Segment Open

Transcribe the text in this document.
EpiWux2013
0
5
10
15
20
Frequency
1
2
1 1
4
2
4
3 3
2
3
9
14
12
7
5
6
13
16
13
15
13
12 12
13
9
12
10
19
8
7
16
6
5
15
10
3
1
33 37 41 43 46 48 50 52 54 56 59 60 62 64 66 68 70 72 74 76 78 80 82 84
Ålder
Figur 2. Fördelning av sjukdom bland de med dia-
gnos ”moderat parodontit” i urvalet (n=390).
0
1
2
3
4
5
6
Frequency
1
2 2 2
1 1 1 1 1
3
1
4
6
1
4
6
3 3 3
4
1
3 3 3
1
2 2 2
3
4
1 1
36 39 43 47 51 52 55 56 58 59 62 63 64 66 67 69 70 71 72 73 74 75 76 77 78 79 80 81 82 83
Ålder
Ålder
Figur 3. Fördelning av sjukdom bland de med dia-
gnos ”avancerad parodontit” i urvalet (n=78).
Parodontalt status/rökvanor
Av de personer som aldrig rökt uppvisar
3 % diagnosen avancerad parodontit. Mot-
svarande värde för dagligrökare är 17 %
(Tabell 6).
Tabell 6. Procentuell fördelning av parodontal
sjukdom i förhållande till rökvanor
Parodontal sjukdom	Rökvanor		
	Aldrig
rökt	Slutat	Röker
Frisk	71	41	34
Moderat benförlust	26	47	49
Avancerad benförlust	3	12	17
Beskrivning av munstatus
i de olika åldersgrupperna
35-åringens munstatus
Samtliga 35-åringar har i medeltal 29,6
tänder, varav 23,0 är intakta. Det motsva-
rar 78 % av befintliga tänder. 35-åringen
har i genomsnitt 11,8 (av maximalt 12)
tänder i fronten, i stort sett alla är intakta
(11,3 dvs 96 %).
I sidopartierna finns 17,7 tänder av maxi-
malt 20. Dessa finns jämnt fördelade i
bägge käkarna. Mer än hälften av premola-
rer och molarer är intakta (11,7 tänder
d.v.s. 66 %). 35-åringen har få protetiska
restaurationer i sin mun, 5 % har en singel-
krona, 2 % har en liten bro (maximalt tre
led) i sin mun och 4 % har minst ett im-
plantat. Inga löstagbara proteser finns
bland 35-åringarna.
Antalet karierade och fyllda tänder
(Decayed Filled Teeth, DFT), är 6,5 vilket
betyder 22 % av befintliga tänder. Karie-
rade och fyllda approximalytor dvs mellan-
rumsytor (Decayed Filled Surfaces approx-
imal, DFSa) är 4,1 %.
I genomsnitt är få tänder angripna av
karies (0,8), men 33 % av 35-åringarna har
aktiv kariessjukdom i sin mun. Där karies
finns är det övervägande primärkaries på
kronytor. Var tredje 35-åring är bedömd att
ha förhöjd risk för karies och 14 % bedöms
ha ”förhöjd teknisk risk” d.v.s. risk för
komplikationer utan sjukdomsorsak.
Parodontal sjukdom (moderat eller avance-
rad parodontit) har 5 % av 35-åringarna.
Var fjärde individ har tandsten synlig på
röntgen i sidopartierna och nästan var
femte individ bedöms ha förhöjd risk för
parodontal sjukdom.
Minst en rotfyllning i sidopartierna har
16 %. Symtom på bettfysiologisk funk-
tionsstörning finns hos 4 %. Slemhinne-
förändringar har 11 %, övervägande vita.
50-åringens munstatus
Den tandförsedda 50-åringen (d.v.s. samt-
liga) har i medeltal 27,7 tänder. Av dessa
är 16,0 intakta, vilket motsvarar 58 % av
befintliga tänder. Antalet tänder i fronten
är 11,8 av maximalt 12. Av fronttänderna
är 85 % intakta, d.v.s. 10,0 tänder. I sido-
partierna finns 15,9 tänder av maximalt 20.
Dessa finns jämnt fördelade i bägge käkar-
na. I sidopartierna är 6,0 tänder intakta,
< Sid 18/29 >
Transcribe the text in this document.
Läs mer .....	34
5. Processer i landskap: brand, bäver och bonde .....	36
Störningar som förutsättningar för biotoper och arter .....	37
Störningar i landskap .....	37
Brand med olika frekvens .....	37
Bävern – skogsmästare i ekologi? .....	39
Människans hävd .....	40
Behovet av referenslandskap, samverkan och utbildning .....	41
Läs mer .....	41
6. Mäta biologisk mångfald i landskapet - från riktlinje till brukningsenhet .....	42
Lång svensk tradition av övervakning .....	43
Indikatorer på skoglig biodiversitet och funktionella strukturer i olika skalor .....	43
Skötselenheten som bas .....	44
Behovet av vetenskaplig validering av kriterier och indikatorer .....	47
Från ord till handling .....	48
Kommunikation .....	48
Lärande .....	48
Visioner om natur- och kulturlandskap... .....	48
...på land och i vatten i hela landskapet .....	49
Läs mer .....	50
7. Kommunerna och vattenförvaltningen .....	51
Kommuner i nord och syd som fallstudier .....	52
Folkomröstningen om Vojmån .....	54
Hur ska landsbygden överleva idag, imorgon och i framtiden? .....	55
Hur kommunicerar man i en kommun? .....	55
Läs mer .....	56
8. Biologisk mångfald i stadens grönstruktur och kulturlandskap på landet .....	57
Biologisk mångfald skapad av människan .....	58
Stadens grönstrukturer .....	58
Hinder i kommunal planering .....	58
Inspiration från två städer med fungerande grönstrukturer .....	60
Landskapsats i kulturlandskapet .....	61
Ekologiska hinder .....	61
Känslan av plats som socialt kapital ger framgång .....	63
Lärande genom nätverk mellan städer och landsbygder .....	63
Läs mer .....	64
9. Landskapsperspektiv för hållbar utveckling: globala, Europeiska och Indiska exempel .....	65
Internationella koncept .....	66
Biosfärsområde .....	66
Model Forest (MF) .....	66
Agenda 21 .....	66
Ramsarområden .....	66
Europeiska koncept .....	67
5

Segment Closed

> _YOUR TASK_: Extract all lines from the data in which "grönstrukturer" is found.

> _TASK OUTPUT_:
Stadens grönstrukturer .....	58
Inspiration från två städer med fungerande grönstrukturer .....	60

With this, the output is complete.